What you will do
Write out the whole listing again, exactly as given.

--- start Given data ---

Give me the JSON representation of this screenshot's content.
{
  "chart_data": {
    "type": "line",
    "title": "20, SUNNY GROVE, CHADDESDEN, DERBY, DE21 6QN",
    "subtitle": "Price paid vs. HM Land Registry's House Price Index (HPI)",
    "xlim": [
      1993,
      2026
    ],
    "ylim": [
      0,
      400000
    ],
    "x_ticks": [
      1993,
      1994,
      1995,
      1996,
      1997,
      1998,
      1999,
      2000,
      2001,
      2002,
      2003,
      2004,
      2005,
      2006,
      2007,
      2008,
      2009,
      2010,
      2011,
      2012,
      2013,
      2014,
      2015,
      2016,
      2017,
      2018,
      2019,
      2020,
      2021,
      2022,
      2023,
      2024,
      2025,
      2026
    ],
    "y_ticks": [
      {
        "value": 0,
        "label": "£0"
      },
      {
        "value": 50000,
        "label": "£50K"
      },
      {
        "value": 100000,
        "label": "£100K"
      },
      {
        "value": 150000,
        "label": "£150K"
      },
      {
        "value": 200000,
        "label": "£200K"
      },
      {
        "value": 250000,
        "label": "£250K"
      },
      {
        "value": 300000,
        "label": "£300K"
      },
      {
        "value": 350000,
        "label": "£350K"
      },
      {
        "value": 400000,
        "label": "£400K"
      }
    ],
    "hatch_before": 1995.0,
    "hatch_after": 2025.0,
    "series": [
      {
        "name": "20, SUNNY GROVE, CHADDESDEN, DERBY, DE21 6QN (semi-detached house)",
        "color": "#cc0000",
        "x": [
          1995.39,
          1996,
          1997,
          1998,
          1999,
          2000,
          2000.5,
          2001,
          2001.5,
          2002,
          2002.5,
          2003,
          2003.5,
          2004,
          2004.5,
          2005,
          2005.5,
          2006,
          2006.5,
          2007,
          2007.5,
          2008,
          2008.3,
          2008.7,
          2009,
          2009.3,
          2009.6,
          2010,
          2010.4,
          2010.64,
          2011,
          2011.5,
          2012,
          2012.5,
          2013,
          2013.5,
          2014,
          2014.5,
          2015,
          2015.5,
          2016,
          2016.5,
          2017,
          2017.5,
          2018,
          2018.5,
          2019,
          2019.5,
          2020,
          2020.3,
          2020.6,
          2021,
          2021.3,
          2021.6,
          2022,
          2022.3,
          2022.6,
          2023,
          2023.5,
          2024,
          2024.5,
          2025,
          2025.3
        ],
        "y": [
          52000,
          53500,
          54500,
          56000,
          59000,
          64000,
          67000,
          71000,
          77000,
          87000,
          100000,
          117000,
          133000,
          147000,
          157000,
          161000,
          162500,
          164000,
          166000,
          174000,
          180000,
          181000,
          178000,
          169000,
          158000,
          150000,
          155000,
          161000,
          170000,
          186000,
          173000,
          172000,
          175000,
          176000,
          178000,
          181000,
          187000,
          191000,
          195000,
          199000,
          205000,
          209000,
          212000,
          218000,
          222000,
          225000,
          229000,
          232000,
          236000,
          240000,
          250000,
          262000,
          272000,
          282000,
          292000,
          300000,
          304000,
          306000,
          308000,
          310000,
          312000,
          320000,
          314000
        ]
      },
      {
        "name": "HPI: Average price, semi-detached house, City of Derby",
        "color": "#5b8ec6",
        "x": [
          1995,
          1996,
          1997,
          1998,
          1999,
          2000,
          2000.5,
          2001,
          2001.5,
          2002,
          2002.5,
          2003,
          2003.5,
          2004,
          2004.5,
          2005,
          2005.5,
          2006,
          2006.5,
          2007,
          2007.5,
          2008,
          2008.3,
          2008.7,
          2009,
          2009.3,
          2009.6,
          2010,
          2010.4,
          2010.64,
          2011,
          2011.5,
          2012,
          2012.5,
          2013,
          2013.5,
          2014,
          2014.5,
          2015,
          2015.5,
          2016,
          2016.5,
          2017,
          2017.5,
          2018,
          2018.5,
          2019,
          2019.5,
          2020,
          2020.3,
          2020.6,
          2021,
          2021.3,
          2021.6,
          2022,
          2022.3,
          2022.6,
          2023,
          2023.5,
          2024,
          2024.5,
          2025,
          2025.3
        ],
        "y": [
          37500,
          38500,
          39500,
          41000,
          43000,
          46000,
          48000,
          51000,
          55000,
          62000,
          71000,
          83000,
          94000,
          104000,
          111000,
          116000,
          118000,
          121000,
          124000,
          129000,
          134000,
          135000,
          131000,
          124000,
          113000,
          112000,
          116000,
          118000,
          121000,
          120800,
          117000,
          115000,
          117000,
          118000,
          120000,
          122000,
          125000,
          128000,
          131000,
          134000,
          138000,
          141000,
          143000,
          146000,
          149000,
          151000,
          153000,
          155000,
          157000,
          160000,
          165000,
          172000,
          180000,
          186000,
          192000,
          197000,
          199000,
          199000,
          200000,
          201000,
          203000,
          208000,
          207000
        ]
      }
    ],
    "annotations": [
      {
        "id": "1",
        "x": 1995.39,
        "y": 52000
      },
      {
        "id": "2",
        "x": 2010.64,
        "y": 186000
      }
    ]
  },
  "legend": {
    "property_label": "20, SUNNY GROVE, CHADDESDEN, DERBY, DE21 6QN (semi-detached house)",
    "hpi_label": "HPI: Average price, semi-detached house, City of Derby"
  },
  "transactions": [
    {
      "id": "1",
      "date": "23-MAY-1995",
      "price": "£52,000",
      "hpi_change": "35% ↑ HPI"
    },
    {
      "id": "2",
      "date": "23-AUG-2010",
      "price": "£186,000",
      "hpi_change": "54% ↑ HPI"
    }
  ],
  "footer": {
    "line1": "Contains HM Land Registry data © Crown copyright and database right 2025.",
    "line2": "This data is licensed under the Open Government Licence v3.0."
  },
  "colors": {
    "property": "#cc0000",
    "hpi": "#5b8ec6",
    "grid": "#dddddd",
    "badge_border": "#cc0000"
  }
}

--- end Given data ---

Completed exercise
Give me the JSON representation of this screenshot's content.
{
  "chart_data": {
    "type": "line",
    "title": "20, SUNNY GROVE, CHADDESDEN, DERBY, DE21 6QN",
    "subtitle": "Price paid vs. HM Land Registry's House Price Index (HPI)",
    "xlim": [
      1993,
      2026
    ],
    "ylim": [
      0,
      400000
    ],
    "x_ticks": [
      1993,
      1994,
      1995,
      1996,
      1997,
      1998,
      1999,
      2000,
      2001,
      2002,
      2003,
      2004,
      2005,
      2006,
      2007,
      2008,
      2009,
      2010,
      2011,
      2012,
      2013,
      2014,
      2015,
      2016,
      2017,
      2018,
      2019,
      2020,
      2021,
      2022,
      2023,
      2024,
      2025,
      2026
    ],
    "y_ticks": [
      {
        "value": 0,
        "label": "£0"
      },
      {
        "value": 50000,
        "label": "£50K"
      },
      {
        "value": 100000,
        "label": "£100K"
      },
      {
        "value": 150000,
        "label": "£150K"
      },
      {
        "value": 200000,
        "label": "£200K"
      },
      {
        "value": 250000,
        "label": "£250K"
      },
      {
        "value": 300000,
        "label": "£300K"
      },
      {
        "value": 350000,
        "label": "£350K"
      },
      {
        "value": 400000,
        "label": "£400K"
      }
    ],
    "hatch_before": 1995.0,
    "hatch_after": 2025.0,
    "series": [
      {
        "name": "20, SUNNY GROVE, CHADDESDEN, DERBY, DE21 6QN (semi-detached house)",
        "color": "#cc0000",
        "x": [
          1995.39,
          1996,
          1997,
          1998,
          1999,
          2000,
          2000.5,
          2001,
          2001.5,
          2002,
          2002.5,
          2003,
          2003.5,
          2004,
          2004.5,
          2005,
          2005.5,
          2006,
          2006.5,
          2007,
          2007.5,
          2008,
          2008.3,
          2008.7,
          2009,
          2009.3,
          2009.6,
          2010,
          2010.4,
          2010.64,
          2011,
          2011.5,
          2012,
          2012.5,
          2013,
          2013.5,
          2014,
          2014.5,
          2015,
          2015.5,
          2016,
          2016.5,
          2017,
          2017.5,
          2018,
          2018.5,
          2019,
          2019.5,
          2020,
          2020.3,
          2020.6,
          2021,
          2021.3,
          2021.6,
          2022,
          2022.3,
          2022.6,
          2023,
          2023.5,
          2024,
          2024.5,
          2025,
          2025.3
        ],
        "y": [
          52000,
          53500,
          54500,
          56000,
          59000,
          64000,
          67000,
          71000,
          77000,
          87000,
          100000,
          117000,
          133000,
          147000,
          157000,
          161000,
          162500,
          164000,
          166000,
          174000,
          180000,
          181000,
          178000,
          169000,
          158000,
          150000,
          155000,
          161000,
          170000,
          186000,
          173000,
          172000,
          175000,
          176000,
          178000,
          181000,
          187000,
          191000,
          195000,
          199000,
          205000,
          209000,
          212000,
          218000,
          222000,
          225000,
          229000,
          232000,
          236000,
          240000,
          250000,
          262000,
          272000,
          282000,
          292000,
          300000,
          304000,
          306000,
          308000,
          310000,
          312000,
          320000,
          314000
        ]
      },
      {
        "name": "HPI: Average price, semi-detached house, City of Derby",
        "color": "#5b8ec6",
        "x": [
          1995,
          1996,
          1997,
          1998,
          1999,
          2000,
          2000.5,
          2001,
          2001.5,
          2002,
          2002.5,
          2003,
          2003.5,
          2004,
          2004.5,
          2005,
          2005.5,
          2006,
          2006.5,
          2007,
          2007.5,
          2008,
          2008.3,
          2008.7,
          2009,
          2009.3,
          2009.6,
          2010,
          2010.4,
          2010.64,
          2011,
          2011.5,
          2012,
          2012.5,
          2013,
          2013.5,
          2014,
          2014.5,
          2015,
          2015.5,
          2016,
          2016.5,
          2017,
          2017.5,
          2018,
          2018.5,
          2019,
          2019.5,
          2020,
          2020.3,
          2020.6,
          2021,
          2021.3,
          2021.6,
          2022,
          2022.3,
          2022.6,
          2023,
          2023.5,
          2024,
          2024.5,
          2025,
          2025.3
        ],
        "y": [
          37500,
          38500,
          39500,
          41000,
          43000,
          46000,
          48000,
          51000,
          55000,
          62000,
          71000,
          83000,
          94000,
          104000,
          111000,
          116000,
          118000,
          121000,
          124000,
          129000,
          134000,
          135000,
          131000,
          124000,
          113000,
          112000,
          116000,
          118000,
          121000,
          120800,
          117000,
          115000,
          117000,
          118000,
          120000,
          122000,
          125000,
          128000,
          131000,
          134000,
          138000,
          141000,
          143000,
          146000,
          149000,
          151000,
          153000,
          155000,
          157000,
          160000,
          165000,
          172000,
          180000,
          186000,
          192000,
          197000,
          199000,
          199000,
          200000,
          201000,
          203000,
          208000,
          207000
        ]
      }
    ],
    "annotations": [
      {
        "id": "1",
        "x": 1995.39,
        "y": 52000
      },
      {
        "id": "2",
        "x": 2010.64,
        "y": 186000
      }
    ]
  },
  "legend": {
    "property_label": "20, SUNNY GROVE, CHADDESDEN, DERBY, DE21 6QN (semi-detached house)",
    "hpi_label": "HPI: Average price, semi-detached house, City of Derby"
  },
  "transactions": [
    {
      "id": "1",
      "date": "23-MAY-1995",
      "price": "£52,000",
      "hpi_change": "35% ↑ HPI"
    },
    {
      "id": "2",
      "date": "23-AUG-2010",
      "price": "£186,000",
      "hpi_change": "54% ↑ HPI"
    }
  ],
  "footer": {
    "line1": "Contains HM Land Registry data © Crown copyright and database right 2025.",
    "line2": "This data is licensed under the Open Government Licence v3.0."
  },
  "colors": {
    "property": "#cc0000",
    "hpi": "#5b8ec6",
    "grid": "#dddddd",
    "badge_border": "#cc0000"
  }
}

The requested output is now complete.